> _What you have to do_: Which lines in the records below contain the word "time"? Copy each one out.
——
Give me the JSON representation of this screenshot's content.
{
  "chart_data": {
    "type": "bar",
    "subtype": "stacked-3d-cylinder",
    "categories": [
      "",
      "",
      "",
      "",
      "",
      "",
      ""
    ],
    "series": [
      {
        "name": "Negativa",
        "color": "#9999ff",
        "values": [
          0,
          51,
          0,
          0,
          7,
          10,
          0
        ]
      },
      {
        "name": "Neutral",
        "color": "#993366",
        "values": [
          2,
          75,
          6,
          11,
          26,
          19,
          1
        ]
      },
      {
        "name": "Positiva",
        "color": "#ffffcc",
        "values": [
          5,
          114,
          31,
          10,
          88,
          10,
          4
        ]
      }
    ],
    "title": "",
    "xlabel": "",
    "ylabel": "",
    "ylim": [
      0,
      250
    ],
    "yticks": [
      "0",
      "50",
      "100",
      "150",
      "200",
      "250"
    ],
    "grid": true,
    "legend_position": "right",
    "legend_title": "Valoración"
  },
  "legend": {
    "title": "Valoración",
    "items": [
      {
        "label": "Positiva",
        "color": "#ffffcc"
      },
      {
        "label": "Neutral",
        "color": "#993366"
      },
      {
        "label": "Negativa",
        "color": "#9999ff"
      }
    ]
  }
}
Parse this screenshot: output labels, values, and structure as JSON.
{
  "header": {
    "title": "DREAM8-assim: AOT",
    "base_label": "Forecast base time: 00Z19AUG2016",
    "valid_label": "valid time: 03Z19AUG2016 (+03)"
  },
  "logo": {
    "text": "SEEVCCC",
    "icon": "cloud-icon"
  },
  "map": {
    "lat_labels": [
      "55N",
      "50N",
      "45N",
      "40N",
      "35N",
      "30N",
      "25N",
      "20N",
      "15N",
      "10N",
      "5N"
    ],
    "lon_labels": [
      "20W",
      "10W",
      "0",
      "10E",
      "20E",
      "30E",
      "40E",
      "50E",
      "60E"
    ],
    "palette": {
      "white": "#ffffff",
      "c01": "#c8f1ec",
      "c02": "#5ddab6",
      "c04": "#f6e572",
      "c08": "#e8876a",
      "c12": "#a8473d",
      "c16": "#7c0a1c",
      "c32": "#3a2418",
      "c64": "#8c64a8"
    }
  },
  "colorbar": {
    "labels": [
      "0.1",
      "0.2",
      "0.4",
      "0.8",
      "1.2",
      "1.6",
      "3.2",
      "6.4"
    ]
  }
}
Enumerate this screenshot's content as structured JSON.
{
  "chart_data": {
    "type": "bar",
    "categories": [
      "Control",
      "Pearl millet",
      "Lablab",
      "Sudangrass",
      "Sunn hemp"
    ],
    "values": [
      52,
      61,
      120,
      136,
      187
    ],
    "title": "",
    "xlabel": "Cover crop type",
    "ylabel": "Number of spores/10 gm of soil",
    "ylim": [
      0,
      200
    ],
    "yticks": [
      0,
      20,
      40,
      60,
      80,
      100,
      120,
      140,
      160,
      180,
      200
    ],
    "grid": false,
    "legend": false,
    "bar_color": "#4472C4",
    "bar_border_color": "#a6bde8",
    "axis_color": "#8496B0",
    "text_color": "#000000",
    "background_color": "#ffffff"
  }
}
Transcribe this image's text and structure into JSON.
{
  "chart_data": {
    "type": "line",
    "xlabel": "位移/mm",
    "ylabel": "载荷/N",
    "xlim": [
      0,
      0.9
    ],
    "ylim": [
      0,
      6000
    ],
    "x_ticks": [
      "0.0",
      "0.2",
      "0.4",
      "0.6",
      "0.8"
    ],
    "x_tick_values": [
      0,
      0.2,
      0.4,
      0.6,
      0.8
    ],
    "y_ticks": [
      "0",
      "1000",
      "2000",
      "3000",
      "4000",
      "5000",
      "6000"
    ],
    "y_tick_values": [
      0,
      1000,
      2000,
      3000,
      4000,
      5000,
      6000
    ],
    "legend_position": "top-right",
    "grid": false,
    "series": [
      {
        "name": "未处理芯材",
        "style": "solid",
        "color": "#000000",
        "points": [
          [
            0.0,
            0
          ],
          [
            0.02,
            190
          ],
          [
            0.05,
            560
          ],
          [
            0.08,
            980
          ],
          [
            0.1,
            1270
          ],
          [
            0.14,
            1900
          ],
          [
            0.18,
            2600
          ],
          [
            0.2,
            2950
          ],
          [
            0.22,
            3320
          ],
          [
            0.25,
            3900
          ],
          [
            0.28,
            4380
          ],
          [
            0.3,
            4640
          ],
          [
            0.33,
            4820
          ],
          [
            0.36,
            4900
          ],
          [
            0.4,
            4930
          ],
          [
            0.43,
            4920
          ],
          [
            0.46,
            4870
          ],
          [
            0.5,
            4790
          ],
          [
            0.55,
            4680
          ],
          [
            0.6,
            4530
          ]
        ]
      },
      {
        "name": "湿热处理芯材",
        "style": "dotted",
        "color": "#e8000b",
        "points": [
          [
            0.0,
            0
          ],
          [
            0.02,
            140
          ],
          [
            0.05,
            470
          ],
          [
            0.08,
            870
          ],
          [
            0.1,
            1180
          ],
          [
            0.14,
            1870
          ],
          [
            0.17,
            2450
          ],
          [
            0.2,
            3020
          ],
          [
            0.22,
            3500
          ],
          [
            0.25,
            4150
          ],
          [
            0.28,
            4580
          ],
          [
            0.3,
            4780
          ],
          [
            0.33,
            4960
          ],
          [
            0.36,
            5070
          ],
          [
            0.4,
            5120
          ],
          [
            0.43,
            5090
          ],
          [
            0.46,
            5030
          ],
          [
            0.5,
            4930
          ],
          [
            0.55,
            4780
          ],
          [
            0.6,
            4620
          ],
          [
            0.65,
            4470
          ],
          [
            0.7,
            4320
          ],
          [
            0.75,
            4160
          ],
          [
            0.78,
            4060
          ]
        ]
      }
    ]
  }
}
——
> _The result_:
    "base_label": "Forecast base time: 00Z19AUG2016",
    "valid_label": "valid time: 03Z19AUG2016 (+03)"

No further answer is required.